Stated problem => Repeat each entry exactly and drop the pictures.

Records to process =>
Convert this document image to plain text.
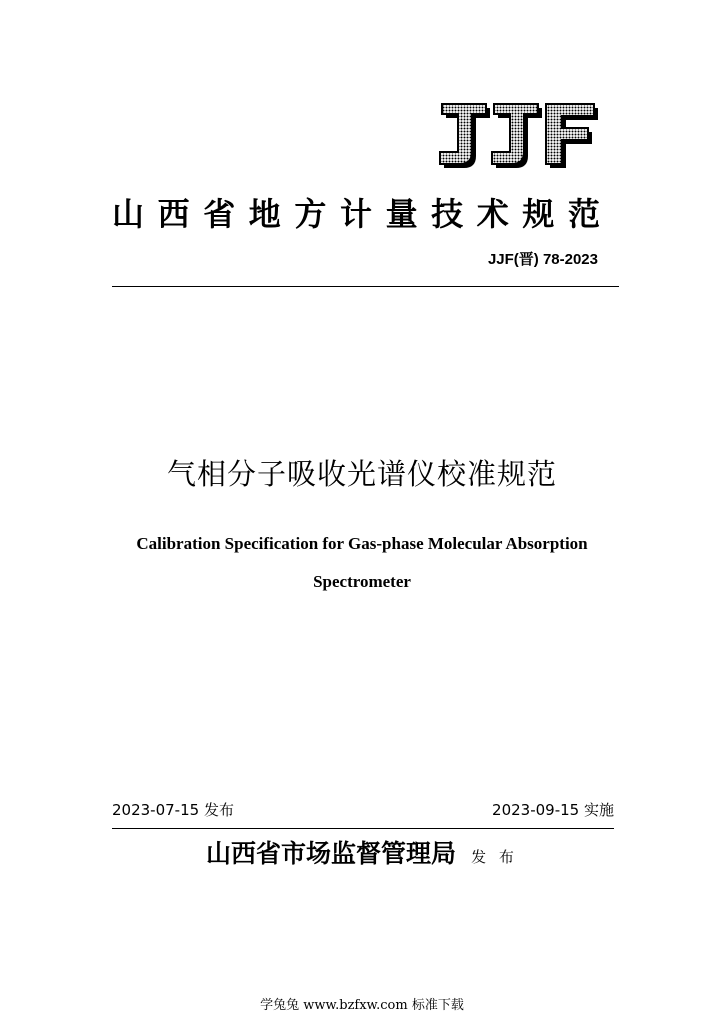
山 西 省 地 方 计 量 技 术 规 范
JJF(晋) 78-2023
气相分子吸收光谱仪校准规范
Calibration Specification for Gas-phase Molecular Absorption
Spectrometer
2023-07-15 发布	2023-09-15 实施
山西省市场监督管理局 发 布
学兔兔 www.bzfxw.com 标准下载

Solution for this exercise =>
Convert this document image to plain text.
山 西 省 地 方 计 量 技 术 规 范
JJF(晋) 78-2023
气相分子吸收光谱仪校准规范
Calibration Specification for Gas-phase Molecular Absorption
Spectrometer
2023-07-15 发布	2023-09-15 实施
山西省市场监督管理局 发 布
学兔兔 www.bzfxw.com 标准下载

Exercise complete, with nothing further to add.